• [Exercise requirements] Each entry below is to be extracted exactly.

Records from a dataset:

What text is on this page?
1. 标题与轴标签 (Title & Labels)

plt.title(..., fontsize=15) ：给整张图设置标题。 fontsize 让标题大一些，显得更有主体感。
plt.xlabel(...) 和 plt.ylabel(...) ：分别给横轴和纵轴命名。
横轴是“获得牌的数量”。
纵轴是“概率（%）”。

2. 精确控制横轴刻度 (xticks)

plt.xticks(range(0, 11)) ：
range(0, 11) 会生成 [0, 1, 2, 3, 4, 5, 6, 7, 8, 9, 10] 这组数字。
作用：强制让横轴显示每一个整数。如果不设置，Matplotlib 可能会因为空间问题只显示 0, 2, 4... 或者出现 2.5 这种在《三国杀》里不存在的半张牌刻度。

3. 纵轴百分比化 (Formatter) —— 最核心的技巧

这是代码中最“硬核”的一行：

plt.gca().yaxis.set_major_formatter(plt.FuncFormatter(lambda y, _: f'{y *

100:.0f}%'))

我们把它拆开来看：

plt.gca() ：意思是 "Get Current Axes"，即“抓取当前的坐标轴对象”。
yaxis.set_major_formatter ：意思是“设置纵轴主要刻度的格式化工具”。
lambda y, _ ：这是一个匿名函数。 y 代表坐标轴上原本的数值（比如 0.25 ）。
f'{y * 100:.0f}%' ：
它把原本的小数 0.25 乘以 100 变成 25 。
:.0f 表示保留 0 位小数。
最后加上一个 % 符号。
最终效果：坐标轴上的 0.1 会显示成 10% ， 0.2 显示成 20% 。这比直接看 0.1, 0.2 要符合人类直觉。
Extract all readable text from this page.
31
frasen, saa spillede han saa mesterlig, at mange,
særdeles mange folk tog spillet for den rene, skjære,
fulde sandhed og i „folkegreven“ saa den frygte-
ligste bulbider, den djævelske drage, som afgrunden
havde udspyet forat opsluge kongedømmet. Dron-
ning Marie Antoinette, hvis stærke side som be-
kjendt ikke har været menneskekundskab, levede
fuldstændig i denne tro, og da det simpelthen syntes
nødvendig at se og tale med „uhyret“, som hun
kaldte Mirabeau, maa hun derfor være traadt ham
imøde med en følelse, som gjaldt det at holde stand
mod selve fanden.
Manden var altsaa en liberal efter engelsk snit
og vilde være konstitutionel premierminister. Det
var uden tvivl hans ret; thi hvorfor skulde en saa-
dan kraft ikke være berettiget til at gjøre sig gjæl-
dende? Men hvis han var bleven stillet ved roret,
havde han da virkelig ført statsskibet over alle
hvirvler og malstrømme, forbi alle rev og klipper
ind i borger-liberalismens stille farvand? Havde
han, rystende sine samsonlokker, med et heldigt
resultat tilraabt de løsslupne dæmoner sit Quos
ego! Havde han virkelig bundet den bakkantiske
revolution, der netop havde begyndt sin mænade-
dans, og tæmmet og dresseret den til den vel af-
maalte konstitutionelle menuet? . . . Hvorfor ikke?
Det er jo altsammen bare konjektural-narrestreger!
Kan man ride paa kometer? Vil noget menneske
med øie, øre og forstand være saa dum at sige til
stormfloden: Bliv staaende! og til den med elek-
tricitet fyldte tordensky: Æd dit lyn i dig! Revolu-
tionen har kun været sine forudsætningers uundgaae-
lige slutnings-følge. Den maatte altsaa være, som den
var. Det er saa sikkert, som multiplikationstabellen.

• [Expected answer]
What text is on this page?
1. 标题与轴标签 (Title & Labels)

plt.title(..., fontsize=15) ：给整张图设置标题。 fontsize 让标题大一些，显得更有主体感。
plt.xlabel(...) 和 plt.ylabel(...) ：分别给横轴和纵轴命名。
横轴是“获得牌的数量”。
纵轴是“概率（%）”。

2. 精确控制横轴刻度 (xticks)

plt.xticks(range(0, 11)) ：
range(0, 11) 会生成 [0, 1, 2, 3, 4, 5, 6, 7, 8, 9, 10] 这组数字。
作用：强制让横轴显示每一个整数。如果不设置，Matplotlib 可能会因为空间问题只显示 0, 2, 4... 或者出现 2.5 这种在《三国杀》里不存在的半张牌刻度。

3. 纵轴百分比化 (Formatter) —— 最核心的技巧

这是代码中最“硬核”的一行：

plt.gca().yaxis.set_major_formatter(plt.FuncFormatter(lambda y, _: f'{y *

100:.0f}%'))

我们把它拆开来看：

plt.gca() ：意思是 "Get Current Axes"，即“抓取当前的坐标轴对象”。
yaxis.set_major_formatter ：意思是“设置纵轴主要刻度的格式化工具”。
lambda y, _ ：这是一个匿名函数。 y 代表坐标轴上原本的数值（比如 0.25 ）。
f'{y * 100:.0f}%' ：
它把原本的小数 0.25 乘以 100 变成 25 。
:.0f 表示保留 0 位小数。
最后加上一个 % 符号。
最终效果：坐标轴上的 0.1 会显示成 10% ， 0.2 显示成 20% 。这比直接看 0.1, 0.2 要符合人类直觉。
Extract all readable text from this page.
31
frasen, saa spillede han saa mesterlig, at mange,
særdeles mange folk tog spillet for den rene, skjære,
fulde sandhed og i „folkegreven“ saa den frygte-
ligste bulbider, den djævelske drage, som afgrunden
havde udspyet forat opsluge kongedømmet. Dron-
ning Marie Antoinette, hvis stærke side som be-
kjendt ikke har været menneskekundskab, levede
fuldstændig i denne tro, og da det simpelthen syntes
nødvendig at se og tale med „uhyret“, som hun
kaldte Mirabeau, maa hun derfor være traadt ham
imøde med en følelse, som gjaldt det at holde stand
mod selve fanden.
Manden var altsaa en liberal efter engelsk snit
og vilde være konstitutionel premierminister. Det
var uden tvivl hans ret; thi hvorfor skulde en saa-
dan kraft ikke være berettiget til at gjøre sig gjæl-
dende? Men hvis han var bleven stillet ved roret,
havde han da virkelig ført statsskibet over alle
hvirvler og malstrømme, forbi alle rev og klipper
ind i borger-liberalismens stille farvand? Havde
han, rystende sine samsonlokker, med et heldigt
resultat tilraabt de løsslupne dæmoner sit Quos
ego! Havde han virkelig bundet den bakkantiske
revolution, der netop havde begyndt sin mænade-
dans, og tæmmet og dresseret den til den vel af-
maalte konstitutionelle menuet? . . . Hvorfor ikke?
Det er jo altsammen bare konjektural-narrestreger!
Kan man ride paa kometer? Vil noget menneske
med øie, øre og forstand være saa dum at sige til
stormfloden: Bliv staaende! og til den med elek-
tricitet fyldte tordensky: Æd dit lyn i dig! Revolu-
tionen har kun været sine forudsætningers uundgaae-
lige slutnings-følge. Den maatte altsaa være, som den
var. Det er saa sikkert, som multiplikationstabellen.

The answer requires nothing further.